Given problem:
Update these lines by replacing every "plant investment" with "factory investment", changing nothing else.

The data:
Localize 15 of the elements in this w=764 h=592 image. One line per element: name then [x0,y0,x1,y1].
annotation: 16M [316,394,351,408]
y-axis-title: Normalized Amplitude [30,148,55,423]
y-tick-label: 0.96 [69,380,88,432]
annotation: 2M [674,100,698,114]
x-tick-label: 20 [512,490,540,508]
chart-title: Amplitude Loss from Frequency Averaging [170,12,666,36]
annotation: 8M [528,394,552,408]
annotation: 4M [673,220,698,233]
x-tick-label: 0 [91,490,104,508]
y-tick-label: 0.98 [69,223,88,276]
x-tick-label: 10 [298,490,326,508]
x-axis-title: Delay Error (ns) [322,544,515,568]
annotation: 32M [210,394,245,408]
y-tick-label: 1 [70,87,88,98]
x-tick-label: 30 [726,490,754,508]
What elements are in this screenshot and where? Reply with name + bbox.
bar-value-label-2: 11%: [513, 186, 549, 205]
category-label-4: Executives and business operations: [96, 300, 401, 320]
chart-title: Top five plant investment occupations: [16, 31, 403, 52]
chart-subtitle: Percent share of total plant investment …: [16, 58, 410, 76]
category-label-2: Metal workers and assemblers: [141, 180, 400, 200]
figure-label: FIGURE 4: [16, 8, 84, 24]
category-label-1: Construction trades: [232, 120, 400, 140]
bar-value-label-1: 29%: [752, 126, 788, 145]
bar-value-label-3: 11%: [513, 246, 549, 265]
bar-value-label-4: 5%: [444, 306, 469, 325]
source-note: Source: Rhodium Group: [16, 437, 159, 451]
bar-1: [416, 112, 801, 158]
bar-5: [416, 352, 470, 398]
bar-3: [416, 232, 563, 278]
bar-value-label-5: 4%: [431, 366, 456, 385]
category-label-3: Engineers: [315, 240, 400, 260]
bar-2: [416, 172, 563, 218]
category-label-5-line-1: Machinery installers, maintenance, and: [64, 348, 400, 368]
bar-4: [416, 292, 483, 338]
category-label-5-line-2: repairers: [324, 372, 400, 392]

Written answer:
Localize 15 of the elements in this w=764 h=592 image. One line per element: name then [x0,y0,x1,y1].
annotation: 16M [316,394,351,408]
y-axis-title: Normalized Amplitude [30,148,55,423]
y-tick-label: 0.96 [69,380,88,432]
annotation: 2M [674,100,698,114]
x-tick-label: 20 [512,490,540,508]
chart-title: Amplitude Loss from Frequency Averaging [170,12,666,36]
annotation: 8M [528,394,552,408]
annotation: 4M [673,220,698,233]
x-tick-label: 0 [91,490,104,508]
y-tick-label: 0.98 [69,223,88,276]
x-tick-label: 10 [298,490,326,508]
x-axis-title: Delay Error (ns) [322,544,515,568]
annotation: 32M [210,394,245,408]
y-tick-label: 1 [70,87,88,98]
x-tick-label: 30 [726,490,754,508]
What elements are in this screenshot and where? Reply with name + bbox.
bar-value-label-2: 11%: [513, 186, 549, 205]
category-label-4: Executives and business operations: [96, 300, 401, 320]
chart-title: Top five factory investment occupations: [16, 31, 403, 52]
chart-subtitle: Percent share of total factory investment …: [16, 58, 410, 76]
category-label-2: Metal workers and assemblers: [141, 180, 400, 200]
figure-label: FIGURE 4: [16, 8, 84, 24]
category-label-1: Construction trades: [232, 120, 400, 140]
bar-value-label-1: 29%: [752, 126, 788, 145]
bar-value-label-3: 11%: [513, 246, 549, 265]
bar-value-label-4: 5%: [444, 306, 469, 325]
source-note: Source: Rhodium Group: [16, 437, 159, 451]
bar-1: [416, 112, 801, 158]
bar-5: [416, 352, 470, 398]
bar-3: [416, 232, 563, 278]
bar-value-label-5: 4%: [431, 366, 456, 385]
category-label-3: Engineers: [315, 240, 400, 260]
bar-2: [416, 172, 563, 218]
category-label-5-line-1: Machinery installers, maintenance, and: [64, 348, 400, 368]
bar-4: [416, 292, 483, 338]
category-label-5-line-2: repairers: [324, 372, 400, 392]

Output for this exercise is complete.